┌─ Provided records

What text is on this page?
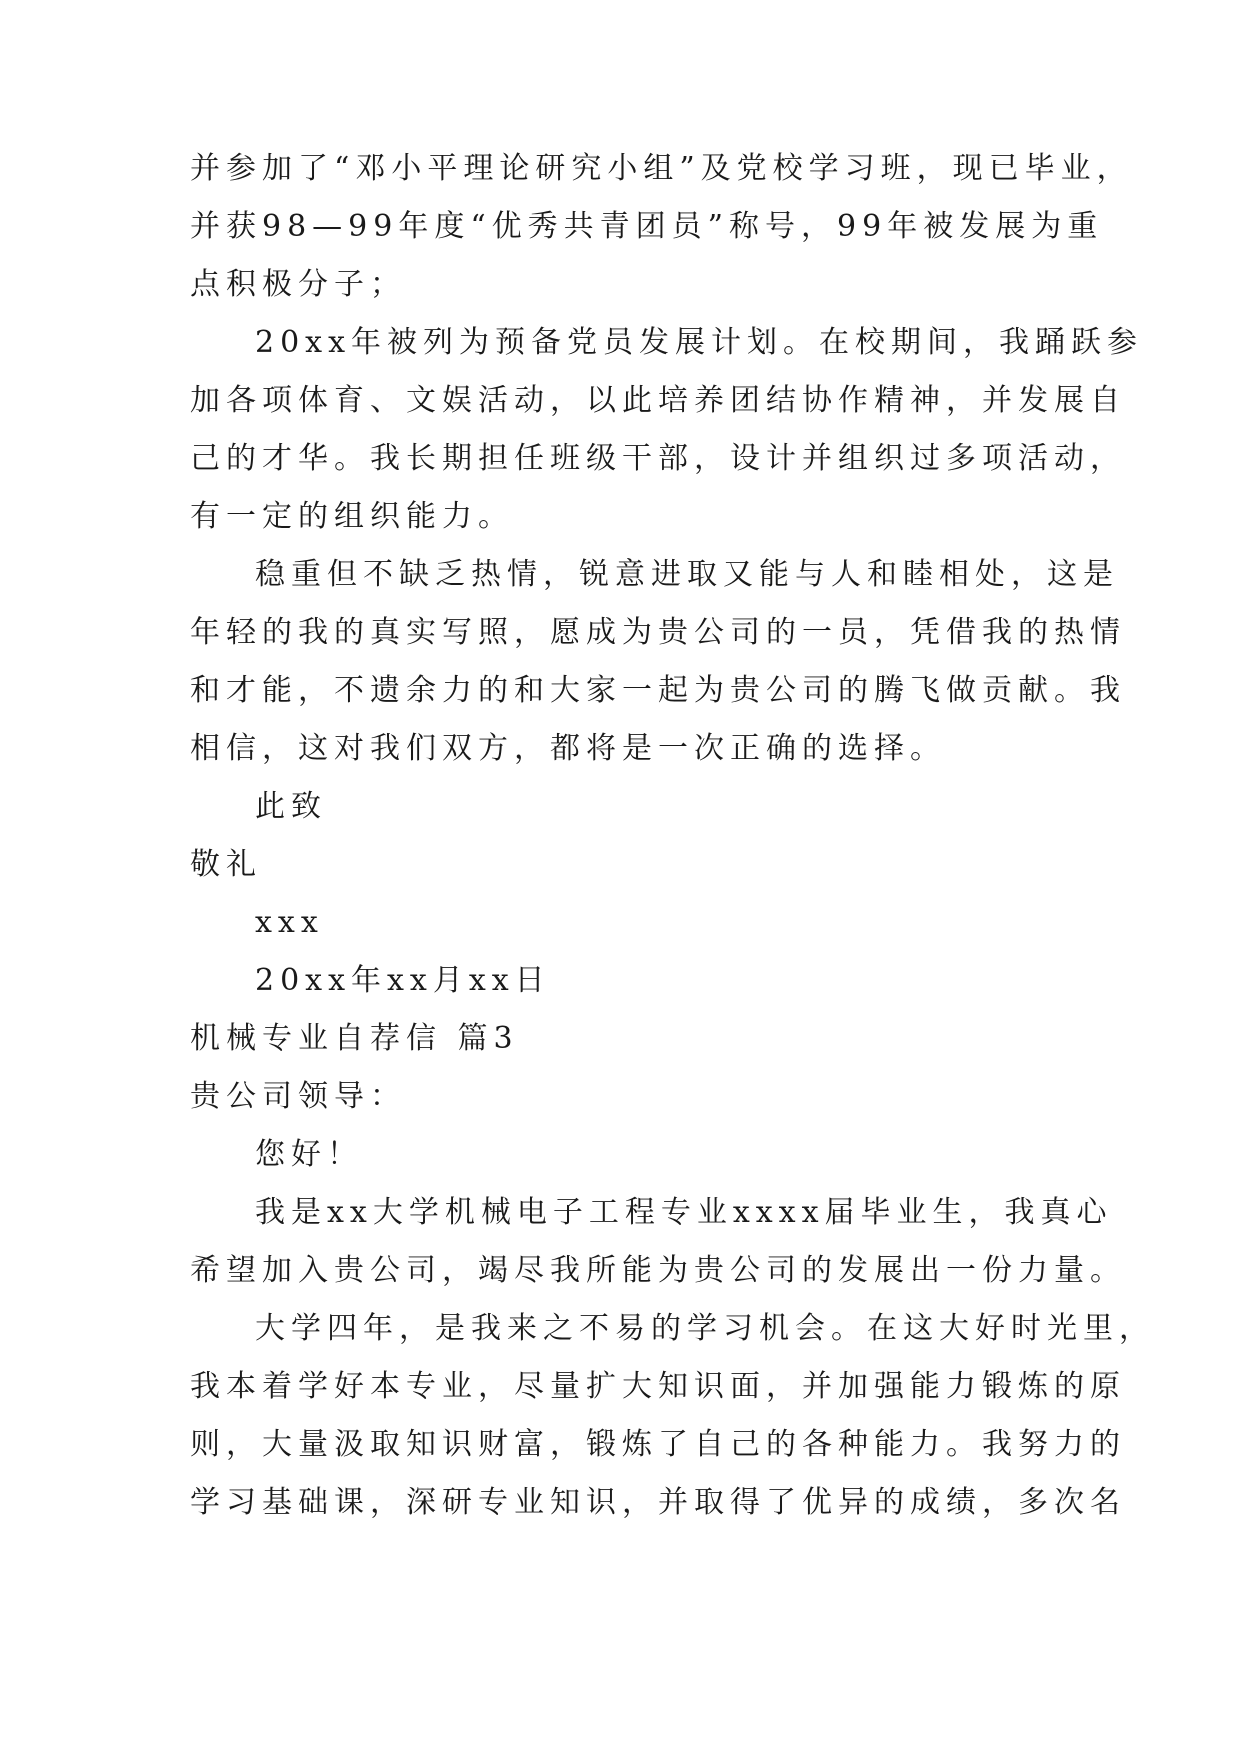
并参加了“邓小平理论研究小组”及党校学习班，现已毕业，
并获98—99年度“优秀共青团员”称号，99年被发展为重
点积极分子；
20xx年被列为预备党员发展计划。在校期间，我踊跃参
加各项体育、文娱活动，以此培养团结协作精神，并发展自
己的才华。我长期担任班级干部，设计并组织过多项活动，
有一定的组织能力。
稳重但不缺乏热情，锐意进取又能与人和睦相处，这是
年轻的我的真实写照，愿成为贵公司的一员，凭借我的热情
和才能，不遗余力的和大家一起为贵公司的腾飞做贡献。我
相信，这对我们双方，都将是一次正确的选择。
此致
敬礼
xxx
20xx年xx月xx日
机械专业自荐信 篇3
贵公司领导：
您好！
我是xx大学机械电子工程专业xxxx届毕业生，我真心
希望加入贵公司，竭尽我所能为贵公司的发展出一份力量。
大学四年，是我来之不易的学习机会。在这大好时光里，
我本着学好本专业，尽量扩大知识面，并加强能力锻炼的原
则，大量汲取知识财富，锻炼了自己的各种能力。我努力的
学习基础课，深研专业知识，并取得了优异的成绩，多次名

└─
┌─ Provided records

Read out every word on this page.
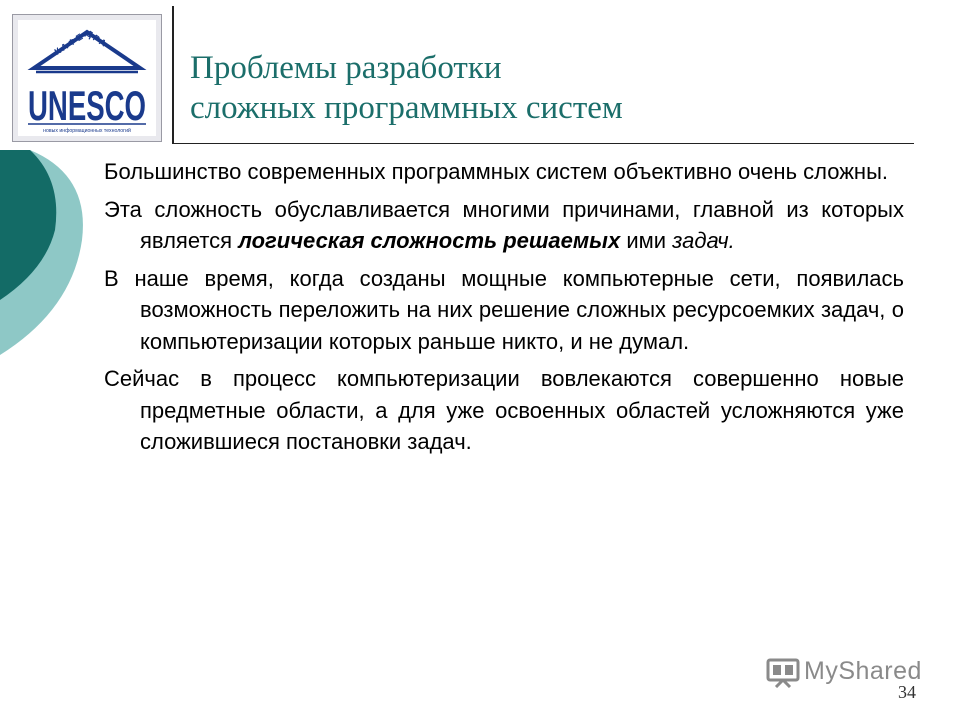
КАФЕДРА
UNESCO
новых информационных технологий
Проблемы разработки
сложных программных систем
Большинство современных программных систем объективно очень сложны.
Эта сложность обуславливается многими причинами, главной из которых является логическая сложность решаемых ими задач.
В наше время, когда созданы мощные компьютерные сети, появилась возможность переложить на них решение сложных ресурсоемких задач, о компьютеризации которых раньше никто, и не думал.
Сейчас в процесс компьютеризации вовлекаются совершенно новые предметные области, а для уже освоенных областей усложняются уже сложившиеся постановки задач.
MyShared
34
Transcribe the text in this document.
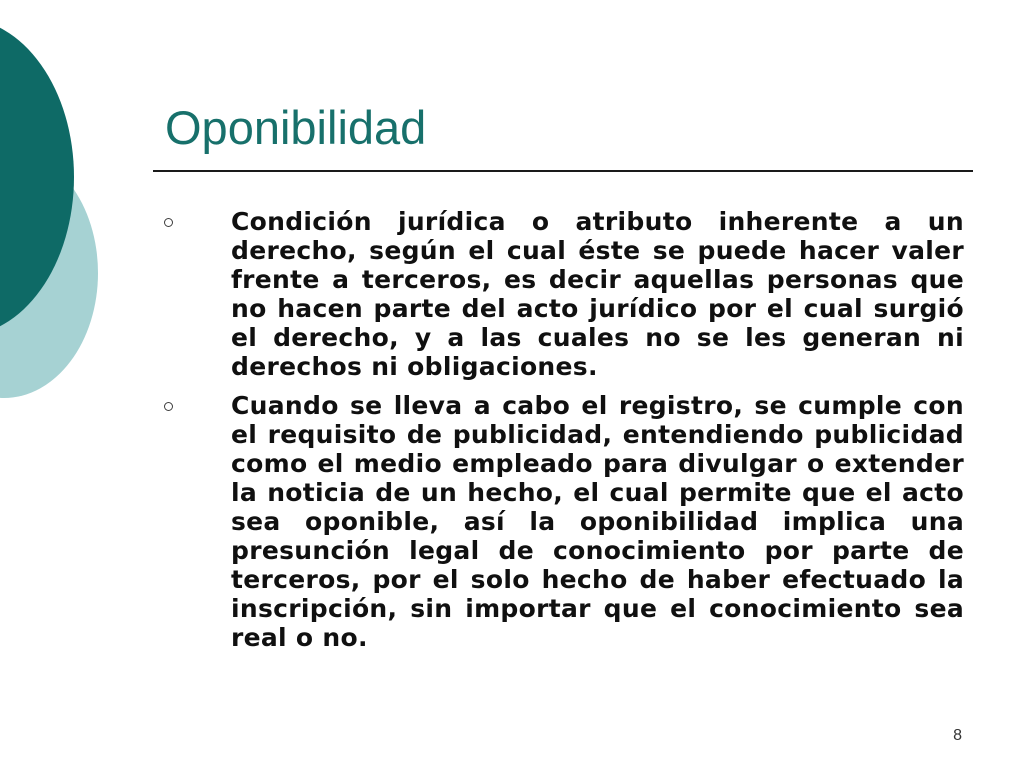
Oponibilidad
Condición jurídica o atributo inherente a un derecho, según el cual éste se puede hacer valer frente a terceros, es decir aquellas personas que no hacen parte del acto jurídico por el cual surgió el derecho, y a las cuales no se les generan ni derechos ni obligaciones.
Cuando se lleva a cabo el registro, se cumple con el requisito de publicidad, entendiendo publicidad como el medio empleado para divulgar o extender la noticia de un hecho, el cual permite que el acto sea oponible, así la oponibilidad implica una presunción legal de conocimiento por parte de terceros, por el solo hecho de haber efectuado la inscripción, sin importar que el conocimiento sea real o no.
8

└─
┌─ Provided records

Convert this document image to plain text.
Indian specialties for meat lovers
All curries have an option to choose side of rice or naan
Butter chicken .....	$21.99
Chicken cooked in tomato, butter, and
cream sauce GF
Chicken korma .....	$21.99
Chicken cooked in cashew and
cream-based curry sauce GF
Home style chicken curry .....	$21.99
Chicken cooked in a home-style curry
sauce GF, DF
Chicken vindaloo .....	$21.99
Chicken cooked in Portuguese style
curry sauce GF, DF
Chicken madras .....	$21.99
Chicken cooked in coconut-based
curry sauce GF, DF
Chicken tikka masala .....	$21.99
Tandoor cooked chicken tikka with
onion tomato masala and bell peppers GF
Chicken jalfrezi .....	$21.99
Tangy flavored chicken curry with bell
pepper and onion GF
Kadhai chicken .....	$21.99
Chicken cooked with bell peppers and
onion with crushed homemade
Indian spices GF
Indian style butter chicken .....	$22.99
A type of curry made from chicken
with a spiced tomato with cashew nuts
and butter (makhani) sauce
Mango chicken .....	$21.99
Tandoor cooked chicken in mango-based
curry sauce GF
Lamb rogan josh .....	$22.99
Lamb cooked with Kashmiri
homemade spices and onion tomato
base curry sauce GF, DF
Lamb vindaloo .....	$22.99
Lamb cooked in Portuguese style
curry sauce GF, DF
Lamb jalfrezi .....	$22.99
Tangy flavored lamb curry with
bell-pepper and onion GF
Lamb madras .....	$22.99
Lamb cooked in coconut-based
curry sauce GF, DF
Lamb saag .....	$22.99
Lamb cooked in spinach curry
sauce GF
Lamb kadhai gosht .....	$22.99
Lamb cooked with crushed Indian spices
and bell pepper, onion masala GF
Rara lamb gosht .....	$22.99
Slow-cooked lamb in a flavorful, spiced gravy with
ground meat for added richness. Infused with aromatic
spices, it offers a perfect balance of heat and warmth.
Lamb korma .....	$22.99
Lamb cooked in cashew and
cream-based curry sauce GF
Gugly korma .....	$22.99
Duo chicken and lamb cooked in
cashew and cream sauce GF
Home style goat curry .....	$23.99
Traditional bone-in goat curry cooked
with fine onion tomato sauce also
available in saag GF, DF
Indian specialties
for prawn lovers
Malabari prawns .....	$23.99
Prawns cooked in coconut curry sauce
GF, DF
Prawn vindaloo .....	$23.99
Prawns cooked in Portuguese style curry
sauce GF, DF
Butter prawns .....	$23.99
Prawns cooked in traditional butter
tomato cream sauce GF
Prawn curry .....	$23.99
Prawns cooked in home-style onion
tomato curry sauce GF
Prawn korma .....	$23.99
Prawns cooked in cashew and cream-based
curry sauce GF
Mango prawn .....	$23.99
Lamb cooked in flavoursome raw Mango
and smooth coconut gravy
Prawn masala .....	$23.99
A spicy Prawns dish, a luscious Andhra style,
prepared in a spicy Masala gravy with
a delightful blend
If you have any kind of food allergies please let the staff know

└─

#### [Stated task]
Select and copy every line of the listing with the word "korma".

#### [Expected answer]
Chicken korma .....	$21.99
Lamb korma .....	$22.99
Gugly korma .....	$22.99
Prawn korma .....	$23.99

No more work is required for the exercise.